**Given instruction**
Copy each line below that includes "stage".

....

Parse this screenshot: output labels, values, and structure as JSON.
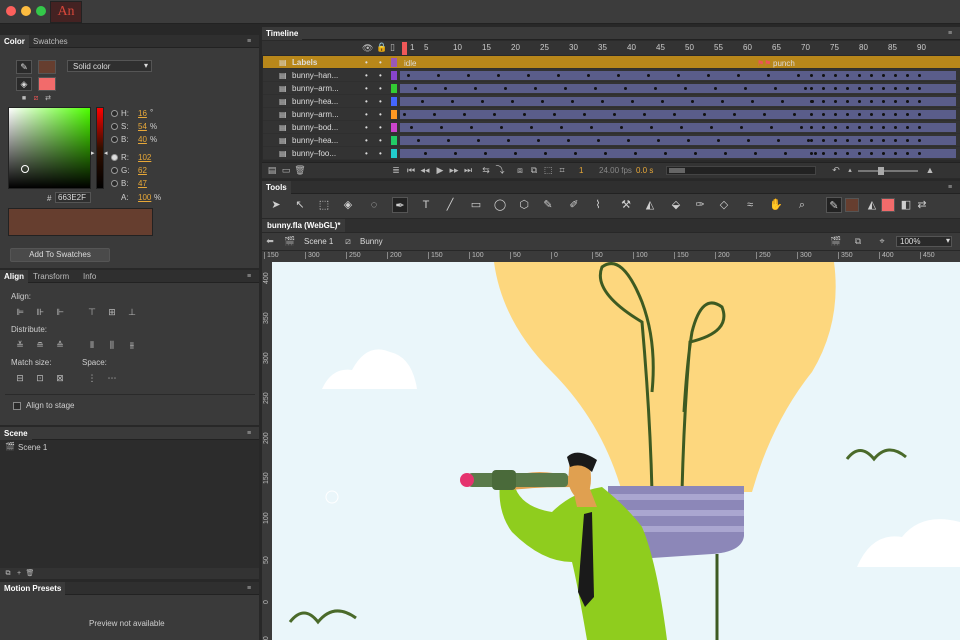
{
  "app": {
    "logo": "An"
  },
  "color_panel": {
    "tabs": [
      "Color",
      "Swatches"
    ],
    "fill_type": "Solid color",
    "hsb": {
      "h_label": "H:",
      "h": "16",
      "h_unit": "°",
      "s_label": "S:",
      "s": "54",
      "s_unit": "%",
      "b_label": "B:",
      "b": "40",
      "b_unit": "%"
    },
    "rgb": {
      "r_label": "R:",
      "r": "102",
      "g_label": "G:",
      "g": "62",
      "b_label": "B:",
      "b": "47"
    },
    "alpha_label": "A:",
    "alpha": "100",
    "alpha_unit": "%",
    "hex_prefix": "#",
    "hex": "663E2F",
    "swatch_color": "#663e2f",
    "add_button": "Add To Swatches"
  },
  "align_panel": {
    "tabs": [
      "Align",
      "Transform",
      "Info"
    ],
    "align_label": "Align:",
    "distribute_label": "Distribute:",
    "match_label": "Match size:",
    "space_label": "Space:",
    "stage_label": "Align to stage"
  },
  "scene_panel": {
    "title": "Scene",
    "item": "Scene 1"
  },
  "presets_panel": {
    "title": "Motion Presets",
    "message": "Preview not available"
  },
  "timeline": {
    "title": "Timeline",
    "frames": [
      "1",
      "5",
      "10",
      "15",
      "20",
      "25",
      "30",
      "35",
      "40",
      "45",
      "50",
      "55",
      "60",
      "65",
      "70",
      "75",
      "80",
      "85",
      "90"
    ],
    "layers": [
      {
        "name": "Labels",
        "color": "#9b59b6"
      },
      {
        "name": "bunny–han...",
        "color": "#8844cc"
      },
      {
        "name": "bunny–arm...",
        "color": "#33cc33"
      },
      {
        "name": "bunny–hea...",
        "color": "#4466ff"
      },
      {
        "name": "bunny–arm...",
        "color": "#ff9922"
      },
      {
        "name": "bunny–bod...",
        "color": "#cc44cc"
      },
      {
        "name": "bunny–hea...",
        "color": "#22cc66"
      },
      {
        "name": "bunny–foo...",
        "color": "#22cccc"
      }
    ],
    "label_idle": "idle",
    "label_punch": "punch",
    "current_frame": "1",
    "fps": "24.00 fps",
    "time": "0.0 s"
  },
  "tools": {
    "title": "Tools"
  },
  "document": {
    "tab": "bunny.fla (WebGL)*",
    "scene": "Scene 1",
    "symbol": "Bunny",
    "zoom": "100%"
  },
  "ruler": {
    "h": [
      "150",
      "300",
      "250",
      "200",
      "150",
      "100",
      "50",
      "0",
      "50",
      "100",
      "150",
      "200",
      "250",
      "300",
      "350",
      "400",
      "450"
    ],
    "v": [
      "400",
      "350",
      "300",
      "250",
      "200",
      "150",
      "100",
      "50",
      "0",
      "50"
    ]
  },
  "colors": {
    "stage": "#eaf6fa",
    "bulb": "#fdd77e",
    "basket": "#8c87b8",
    "shirt": "#8fcd1e",
    "accent": "#e8a838"
  }
}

....

**The response**
    "stage_label": "Align to stage"
    "stage": "#eaf6fa",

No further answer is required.